## REQUIREMENTS
Locate the lines that hold the string "JSON". Copy every such line.

## ROWS

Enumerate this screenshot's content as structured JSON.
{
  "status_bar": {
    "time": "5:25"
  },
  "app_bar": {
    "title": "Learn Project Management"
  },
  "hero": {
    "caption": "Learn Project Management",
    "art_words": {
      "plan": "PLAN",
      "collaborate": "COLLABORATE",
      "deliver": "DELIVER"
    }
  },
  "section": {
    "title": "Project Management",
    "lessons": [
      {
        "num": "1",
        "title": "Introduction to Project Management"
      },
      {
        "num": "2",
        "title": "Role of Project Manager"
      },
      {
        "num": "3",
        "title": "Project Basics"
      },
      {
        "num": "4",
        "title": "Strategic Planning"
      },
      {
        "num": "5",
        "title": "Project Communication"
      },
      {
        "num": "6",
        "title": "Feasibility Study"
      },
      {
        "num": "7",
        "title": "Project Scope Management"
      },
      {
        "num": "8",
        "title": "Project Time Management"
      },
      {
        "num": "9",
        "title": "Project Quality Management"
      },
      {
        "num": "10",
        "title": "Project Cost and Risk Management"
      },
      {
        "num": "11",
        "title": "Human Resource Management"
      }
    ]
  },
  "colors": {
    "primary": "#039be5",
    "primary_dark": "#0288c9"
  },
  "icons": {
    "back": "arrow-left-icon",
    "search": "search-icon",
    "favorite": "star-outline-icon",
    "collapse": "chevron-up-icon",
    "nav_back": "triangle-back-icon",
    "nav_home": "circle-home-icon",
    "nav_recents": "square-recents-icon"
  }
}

--

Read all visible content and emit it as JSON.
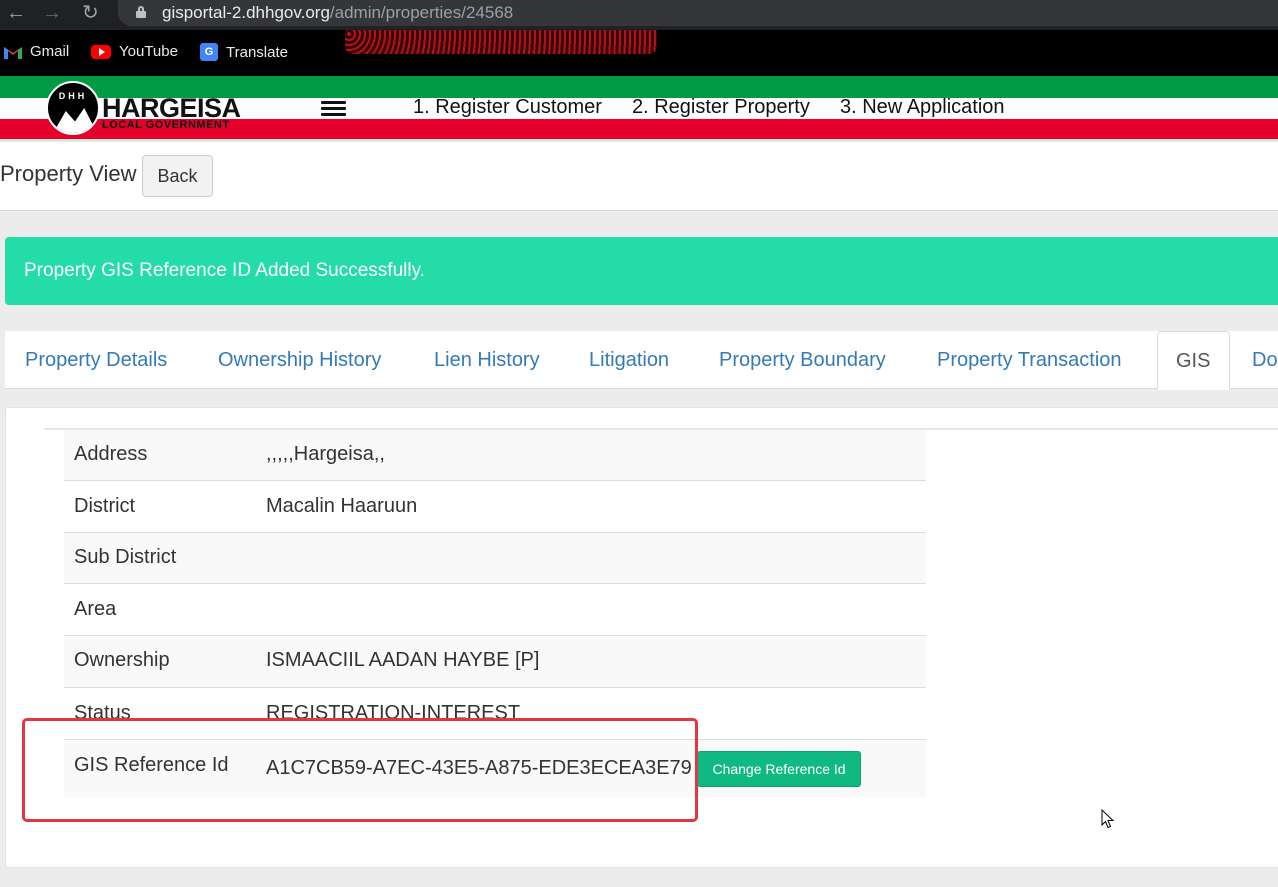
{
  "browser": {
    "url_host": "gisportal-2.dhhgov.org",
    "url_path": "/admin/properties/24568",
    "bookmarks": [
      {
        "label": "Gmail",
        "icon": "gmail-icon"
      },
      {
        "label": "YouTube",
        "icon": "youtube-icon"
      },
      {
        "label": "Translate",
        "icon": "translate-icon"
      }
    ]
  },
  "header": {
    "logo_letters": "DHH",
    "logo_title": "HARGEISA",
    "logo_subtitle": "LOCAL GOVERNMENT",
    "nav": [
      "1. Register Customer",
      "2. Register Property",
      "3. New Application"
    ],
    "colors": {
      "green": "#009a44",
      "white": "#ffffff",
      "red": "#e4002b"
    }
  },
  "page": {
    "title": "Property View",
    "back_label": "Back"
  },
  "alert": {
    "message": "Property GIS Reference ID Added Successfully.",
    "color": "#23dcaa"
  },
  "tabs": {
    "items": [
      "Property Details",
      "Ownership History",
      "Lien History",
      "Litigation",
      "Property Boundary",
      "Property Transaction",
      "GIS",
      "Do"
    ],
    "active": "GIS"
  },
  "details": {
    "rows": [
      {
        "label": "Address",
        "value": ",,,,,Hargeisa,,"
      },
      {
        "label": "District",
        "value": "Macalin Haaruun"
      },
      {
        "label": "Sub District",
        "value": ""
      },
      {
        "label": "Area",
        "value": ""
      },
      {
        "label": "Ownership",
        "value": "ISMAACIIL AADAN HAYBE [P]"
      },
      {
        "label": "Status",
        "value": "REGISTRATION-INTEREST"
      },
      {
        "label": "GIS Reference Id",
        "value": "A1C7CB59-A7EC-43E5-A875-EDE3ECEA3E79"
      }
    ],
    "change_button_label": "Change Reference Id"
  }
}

## RESPONSE FOR THIS EXERCISE
Enumerate this screenshot's content as structured JSON.
Read all visible content and emit it as JSON.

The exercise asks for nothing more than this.